**ITEMS**
══════════════════════════════

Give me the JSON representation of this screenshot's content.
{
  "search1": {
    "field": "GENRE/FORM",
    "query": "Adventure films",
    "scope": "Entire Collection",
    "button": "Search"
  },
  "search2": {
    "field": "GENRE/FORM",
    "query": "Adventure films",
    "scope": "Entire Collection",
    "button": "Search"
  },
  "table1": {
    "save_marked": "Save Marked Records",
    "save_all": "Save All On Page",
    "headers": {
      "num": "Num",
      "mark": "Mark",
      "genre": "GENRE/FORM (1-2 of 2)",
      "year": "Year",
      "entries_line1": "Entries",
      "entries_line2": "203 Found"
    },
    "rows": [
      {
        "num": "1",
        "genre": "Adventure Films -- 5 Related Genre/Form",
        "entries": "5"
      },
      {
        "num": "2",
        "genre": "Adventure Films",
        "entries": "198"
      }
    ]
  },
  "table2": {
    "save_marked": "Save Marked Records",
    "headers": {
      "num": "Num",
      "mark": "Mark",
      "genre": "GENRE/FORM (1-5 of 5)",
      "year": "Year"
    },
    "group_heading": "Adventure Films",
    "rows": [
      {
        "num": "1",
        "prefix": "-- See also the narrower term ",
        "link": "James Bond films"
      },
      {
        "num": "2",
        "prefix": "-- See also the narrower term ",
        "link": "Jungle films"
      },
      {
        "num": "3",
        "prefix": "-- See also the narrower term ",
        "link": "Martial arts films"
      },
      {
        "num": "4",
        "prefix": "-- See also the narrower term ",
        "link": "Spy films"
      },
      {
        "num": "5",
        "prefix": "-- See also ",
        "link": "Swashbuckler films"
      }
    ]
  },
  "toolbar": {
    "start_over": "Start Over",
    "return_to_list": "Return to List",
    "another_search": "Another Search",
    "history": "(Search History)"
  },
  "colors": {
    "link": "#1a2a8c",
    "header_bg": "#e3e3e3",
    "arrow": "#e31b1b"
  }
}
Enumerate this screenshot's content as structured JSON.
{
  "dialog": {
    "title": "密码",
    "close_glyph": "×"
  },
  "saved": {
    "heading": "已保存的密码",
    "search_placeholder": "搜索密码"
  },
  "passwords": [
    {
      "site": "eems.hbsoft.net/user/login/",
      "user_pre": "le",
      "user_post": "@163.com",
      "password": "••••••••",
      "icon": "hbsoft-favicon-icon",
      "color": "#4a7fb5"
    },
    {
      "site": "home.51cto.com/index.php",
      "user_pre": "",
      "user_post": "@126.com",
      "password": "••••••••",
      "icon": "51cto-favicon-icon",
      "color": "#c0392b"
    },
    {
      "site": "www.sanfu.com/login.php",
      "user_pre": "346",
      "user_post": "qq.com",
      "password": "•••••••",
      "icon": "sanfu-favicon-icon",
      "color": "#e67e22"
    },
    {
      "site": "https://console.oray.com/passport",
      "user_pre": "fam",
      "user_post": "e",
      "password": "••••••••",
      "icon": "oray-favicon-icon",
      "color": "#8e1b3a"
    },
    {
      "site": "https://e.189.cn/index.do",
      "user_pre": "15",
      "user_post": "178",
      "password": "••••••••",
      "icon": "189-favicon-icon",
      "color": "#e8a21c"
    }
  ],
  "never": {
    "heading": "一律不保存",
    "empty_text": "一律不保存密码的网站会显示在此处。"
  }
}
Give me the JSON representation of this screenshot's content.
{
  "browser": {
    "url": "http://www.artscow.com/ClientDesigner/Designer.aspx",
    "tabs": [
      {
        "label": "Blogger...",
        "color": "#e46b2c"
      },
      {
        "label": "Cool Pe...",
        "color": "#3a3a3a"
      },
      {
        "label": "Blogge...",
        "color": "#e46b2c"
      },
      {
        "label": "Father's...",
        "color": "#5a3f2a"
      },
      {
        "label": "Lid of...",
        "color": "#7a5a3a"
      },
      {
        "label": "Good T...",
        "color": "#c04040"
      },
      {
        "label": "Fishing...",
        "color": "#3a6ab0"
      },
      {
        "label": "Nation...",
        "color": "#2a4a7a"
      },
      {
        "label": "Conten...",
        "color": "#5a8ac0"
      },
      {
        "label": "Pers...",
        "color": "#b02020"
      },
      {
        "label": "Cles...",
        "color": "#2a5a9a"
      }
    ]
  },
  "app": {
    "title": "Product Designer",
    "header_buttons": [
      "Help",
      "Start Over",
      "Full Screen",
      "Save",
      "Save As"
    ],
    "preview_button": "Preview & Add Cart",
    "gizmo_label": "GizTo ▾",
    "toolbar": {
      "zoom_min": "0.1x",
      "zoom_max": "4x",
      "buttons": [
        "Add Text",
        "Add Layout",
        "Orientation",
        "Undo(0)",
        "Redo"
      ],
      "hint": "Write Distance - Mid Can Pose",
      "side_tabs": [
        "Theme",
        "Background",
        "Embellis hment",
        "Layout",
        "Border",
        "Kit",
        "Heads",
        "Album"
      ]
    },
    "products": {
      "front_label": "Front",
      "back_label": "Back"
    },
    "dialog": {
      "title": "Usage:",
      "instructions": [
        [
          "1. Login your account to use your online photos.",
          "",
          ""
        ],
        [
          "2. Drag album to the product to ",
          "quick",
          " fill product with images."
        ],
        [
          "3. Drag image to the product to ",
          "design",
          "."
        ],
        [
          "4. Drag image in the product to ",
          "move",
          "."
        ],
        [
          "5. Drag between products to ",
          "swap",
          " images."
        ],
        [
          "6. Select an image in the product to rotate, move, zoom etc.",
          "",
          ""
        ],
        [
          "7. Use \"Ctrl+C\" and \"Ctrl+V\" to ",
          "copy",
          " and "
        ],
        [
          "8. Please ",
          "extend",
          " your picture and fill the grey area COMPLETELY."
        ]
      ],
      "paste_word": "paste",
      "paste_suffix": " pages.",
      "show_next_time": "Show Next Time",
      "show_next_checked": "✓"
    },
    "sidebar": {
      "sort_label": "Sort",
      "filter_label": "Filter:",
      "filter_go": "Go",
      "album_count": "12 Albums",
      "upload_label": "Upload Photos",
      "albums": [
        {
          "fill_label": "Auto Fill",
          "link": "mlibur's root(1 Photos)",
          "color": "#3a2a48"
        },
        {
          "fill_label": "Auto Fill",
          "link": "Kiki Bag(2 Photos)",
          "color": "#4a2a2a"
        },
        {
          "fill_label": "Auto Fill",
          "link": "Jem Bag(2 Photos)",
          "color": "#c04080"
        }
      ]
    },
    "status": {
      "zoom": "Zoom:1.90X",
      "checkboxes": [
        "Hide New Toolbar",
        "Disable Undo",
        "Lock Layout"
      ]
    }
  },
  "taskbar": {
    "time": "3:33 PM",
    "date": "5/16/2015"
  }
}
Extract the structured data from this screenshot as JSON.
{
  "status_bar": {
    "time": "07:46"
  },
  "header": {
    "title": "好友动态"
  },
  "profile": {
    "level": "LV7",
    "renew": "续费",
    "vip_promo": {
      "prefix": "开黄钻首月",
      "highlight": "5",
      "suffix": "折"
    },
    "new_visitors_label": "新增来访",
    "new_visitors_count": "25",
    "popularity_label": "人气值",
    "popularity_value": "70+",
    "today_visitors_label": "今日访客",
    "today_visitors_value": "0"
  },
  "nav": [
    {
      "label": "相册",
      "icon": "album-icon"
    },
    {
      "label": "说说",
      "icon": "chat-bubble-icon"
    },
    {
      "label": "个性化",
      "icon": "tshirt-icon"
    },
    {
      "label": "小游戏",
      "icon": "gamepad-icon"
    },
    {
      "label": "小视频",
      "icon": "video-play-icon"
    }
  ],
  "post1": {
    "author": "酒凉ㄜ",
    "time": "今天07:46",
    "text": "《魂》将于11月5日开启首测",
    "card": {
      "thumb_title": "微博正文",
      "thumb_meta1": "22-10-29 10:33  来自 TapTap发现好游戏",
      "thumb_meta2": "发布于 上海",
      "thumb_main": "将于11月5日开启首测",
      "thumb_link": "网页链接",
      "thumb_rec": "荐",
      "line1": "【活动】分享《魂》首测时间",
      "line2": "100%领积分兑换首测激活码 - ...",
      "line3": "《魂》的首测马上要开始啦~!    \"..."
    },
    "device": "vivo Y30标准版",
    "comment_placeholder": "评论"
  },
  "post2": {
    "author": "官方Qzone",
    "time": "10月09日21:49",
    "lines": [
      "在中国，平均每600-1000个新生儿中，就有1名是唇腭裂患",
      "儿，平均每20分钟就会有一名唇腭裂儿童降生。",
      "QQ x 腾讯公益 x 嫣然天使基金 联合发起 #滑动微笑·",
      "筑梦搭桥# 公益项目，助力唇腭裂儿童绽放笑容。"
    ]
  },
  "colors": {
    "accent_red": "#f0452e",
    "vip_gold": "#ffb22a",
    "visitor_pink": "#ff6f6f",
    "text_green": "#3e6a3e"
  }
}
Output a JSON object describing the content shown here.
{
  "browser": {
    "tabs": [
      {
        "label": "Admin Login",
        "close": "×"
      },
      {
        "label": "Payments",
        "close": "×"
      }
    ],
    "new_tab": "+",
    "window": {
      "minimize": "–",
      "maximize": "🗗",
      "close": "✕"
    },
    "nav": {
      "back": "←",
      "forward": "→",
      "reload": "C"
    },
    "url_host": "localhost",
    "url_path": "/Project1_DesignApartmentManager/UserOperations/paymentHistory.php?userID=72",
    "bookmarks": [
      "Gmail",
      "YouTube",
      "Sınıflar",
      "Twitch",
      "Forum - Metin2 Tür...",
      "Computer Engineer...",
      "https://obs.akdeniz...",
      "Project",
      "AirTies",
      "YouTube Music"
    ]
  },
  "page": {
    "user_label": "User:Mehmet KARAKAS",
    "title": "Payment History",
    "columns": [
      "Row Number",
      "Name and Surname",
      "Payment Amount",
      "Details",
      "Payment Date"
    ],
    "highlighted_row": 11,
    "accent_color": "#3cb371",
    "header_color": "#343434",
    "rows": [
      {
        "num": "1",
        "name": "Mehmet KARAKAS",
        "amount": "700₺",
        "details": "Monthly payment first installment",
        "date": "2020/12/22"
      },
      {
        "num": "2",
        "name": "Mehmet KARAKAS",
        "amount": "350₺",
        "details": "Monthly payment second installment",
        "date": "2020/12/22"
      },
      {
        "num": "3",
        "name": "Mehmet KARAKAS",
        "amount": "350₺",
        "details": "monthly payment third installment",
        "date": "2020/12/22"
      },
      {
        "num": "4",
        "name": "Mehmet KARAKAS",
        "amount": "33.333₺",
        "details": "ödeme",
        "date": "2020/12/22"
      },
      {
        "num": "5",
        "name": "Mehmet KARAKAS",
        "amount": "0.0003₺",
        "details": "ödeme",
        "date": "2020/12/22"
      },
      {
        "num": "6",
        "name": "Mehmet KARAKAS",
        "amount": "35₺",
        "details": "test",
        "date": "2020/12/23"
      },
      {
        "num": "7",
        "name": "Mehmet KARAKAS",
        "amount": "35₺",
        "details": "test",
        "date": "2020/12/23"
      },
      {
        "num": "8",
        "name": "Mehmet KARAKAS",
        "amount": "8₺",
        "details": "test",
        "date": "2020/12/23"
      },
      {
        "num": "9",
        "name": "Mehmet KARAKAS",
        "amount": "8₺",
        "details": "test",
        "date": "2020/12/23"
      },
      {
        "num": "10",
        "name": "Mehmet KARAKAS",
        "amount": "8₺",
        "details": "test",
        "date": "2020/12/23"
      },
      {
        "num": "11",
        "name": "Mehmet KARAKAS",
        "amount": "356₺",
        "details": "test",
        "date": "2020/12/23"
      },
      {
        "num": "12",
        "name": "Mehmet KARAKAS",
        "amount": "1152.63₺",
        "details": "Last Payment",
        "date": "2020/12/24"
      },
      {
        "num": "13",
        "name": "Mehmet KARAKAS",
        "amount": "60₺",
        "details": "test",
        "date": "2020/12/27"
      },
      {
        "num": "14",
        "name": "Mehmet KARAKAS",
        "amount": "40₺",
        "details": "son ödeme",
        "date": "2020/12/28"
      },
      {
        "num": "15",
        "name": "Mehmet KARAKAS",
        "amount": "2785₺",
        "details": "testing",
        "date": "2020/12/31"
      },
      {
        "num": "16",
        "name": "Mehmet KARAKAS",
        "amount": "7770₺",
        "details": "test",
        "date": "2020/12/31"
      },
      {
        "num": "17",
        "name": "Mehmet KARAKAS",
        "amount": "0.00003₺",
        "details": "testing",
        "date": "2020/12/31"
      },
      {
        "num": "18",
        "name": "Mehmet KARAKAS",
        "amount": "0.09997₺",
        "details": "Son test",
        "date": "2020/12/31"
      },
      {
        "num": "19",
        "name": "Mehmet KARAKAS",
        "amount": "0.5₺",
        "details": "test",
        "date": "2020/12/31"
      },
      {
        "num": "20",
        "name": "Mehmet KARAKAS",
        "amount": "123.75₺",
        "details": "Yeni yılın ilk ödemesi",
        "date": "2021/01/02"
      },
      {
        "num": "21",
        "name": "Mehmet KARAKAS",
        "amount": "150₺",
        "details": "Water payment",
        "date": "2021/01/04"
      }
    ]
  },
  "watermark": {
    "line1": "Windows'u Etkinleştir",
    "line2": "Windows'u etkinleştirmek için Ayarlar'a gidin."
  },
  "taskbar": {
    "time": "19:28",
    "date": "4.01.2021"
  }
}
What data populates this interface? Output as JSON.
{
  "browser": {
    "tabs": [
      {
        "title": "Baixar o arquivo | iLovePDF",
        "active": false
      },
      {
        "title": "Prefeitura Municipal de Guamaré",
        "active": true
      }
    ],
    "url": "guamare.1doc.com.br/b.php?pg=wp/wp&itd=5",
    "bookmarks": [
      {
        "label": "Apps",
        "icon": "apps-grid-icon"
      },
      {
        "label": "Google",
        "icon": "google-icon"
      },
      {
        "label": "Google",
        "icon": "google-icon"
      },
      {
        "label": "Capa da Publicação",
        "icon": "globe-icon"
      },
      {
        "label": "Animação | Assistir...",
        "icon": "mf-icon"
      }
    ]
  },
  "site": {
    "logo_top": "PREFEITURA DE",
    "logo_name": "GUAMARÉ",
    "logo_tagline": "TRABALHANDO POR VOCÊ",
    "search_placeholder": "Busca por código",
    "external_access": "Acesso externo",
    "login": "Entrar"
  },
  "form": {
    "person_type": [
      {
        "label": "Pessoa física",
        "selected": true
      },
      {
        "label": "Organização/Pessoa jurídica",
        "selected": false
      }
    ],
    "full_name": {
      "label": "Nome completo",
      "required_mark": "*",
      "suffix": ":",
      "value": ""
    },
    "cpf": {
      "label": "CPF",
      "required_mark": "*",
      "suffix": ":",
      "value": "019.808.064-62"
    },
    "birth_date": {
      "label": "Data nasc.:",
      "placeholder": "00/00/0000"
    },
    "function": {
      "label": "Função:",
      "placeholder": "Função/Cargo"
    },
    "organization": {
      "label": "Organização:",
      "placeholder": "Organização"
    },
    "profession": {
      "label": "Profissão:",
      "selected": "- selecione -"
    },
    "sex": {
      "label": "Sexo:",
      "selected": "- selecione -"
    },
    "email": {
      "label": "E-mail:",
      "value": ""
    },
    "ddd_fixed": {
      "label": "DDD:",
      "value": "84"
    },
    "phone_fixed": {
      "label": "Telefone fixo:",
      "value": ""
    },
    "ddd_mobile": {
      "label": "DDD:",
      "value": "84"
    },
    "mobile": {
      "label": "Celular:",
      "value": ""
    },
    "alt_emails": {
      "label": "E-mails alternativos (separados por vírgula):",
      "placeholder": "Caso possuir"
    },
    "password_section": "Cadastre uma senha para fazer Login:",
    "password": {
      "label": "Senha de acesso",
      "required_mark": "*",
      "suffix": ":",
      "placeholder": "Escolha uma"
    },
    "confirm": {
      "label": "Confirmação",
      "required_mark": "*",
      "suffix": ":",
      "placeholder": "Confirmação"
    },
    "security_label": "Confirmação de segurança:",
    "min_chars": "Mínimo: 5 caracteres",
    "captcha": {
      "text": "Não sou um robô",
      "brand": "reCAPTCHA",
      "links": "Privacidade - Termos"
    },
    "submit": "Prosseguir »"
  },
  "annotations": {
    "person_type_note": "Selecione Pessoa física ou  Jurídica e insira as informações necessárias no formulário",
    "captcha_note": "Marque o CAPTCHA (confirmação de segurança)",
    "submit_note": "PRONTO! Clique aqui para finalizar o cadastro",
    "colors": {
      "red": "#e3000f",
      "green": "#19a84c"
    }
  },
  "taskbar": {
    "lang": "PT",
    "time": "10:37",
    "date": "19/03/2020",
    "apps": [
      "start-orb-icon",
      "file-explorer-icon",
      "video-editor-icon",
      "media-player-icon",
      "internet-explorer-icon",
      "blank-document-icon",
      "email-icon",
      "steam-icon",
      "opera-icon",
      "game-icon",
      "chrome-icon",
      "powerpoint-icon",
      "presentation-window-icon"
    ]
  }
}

══════════════════════════════

**WHAT TO WORK ON**
In the listing, find every line containing the word "site" and list it.

**REPLY TO THE TASK**
      "site": "eems.hbsoft.net/user/login/",
      "site": "home.51cto.com/index.php",
      "site": "www.sanfu.com/login.php",
      "site": "https://console.oray.com/passport",
      "site": "https://e.189.cn/index.do",
  "site": {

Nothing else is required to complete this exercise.